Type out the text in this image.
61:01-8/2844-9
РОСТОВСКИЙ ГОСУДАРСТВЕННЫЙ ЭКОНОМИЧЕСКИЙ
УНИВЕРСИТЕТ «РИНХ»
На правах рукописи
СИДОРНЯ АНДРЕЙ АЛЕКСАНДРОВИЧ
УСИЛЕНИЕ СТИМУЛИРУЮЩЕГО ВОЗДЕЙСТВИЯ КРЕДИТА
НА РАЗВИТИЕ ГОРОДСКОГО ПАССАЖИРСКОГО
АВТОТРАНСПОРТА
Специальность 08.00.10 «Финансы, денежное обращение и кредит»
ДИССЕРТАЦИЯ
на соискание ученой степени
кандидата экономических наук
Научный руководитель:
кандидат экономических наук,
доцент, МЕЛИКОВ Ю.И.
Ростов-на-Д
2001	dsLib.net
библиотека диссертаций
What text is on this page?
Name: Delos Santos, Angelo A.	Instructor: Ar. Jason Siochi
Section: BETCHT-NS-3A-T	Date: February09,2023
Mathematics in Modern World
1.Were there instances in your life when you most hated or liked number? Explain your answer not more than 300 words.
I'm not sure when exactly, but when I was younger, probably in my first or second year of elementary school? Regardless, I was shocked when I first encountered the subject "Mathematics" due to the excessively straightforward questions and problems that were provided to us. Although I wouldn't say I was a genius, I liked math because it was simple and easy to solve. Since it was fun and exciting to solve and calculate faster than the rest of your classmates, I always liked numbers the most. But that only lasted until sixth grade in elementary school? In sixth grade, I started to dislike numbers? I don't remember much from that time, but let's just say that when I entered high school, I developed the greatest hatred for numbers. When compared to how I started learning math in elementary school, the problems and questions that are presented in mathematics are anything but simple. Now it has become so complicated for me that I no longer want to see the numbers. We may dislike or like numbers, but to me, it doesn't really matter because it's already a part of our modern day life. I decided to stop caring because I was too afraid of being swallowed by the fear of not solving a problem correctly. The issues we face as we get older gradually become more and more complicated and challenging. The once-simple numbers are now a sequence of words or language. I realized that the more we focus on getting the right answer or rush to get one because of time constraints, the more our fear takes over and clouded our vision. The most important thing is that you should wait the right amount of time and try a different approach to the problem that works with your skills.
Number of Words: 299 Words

________________________________________

◆ **PROBLEM STATEMENT**
Pick out and copy every line that contains the word "than".

◆ **ANSWER TO THE TASK**
1.Were there instances in your life when you most hated or liked number? Explain your answer not more than 300 words.
I'm not sure when exactly, but when I was younger, probably in my first or second year of elementary school? Regardless, I was shocked when I first encountered the subject "Mathematics" due to the excessively straightforward questions and problems that were provided to us. Although I wouldn't say I was a genius, I liked math because it was simple and easy to solve. Since it was fun and exciting to solve and calculate faster than the rest of your classmates, I always liked numbers the most. But that only lasted until sixth grade in elementary school? In sixth grade, I started to dislike numbers? I don't remember much from that time, but let's just say that when I entered high school, I developed the greatest hatred for numbers. When compared to how I started learning math in elementary school, the problems and questions that are presented in mathematics are anything but simple. Now it has become so complicated for me that I no longer want to see the numbers. We may dislike or like numbers, but to me, it doesn't really matter because it's already a part of our modern day life. I decided to stop caring because I was too afraid of being swallowed by the fear of not solving a problem correctly. The issues we face as we get older gradually become more and more complicated and challenging. The once-simple numbers are now a sequence of words or language. I realized that the more we focus on getting the right answer or rush to get one because of time constraints, the more our fear takes over and clouded our vision. The most important thing is that you should wait the right amount of time and try a different approach to the problem that works with your skills.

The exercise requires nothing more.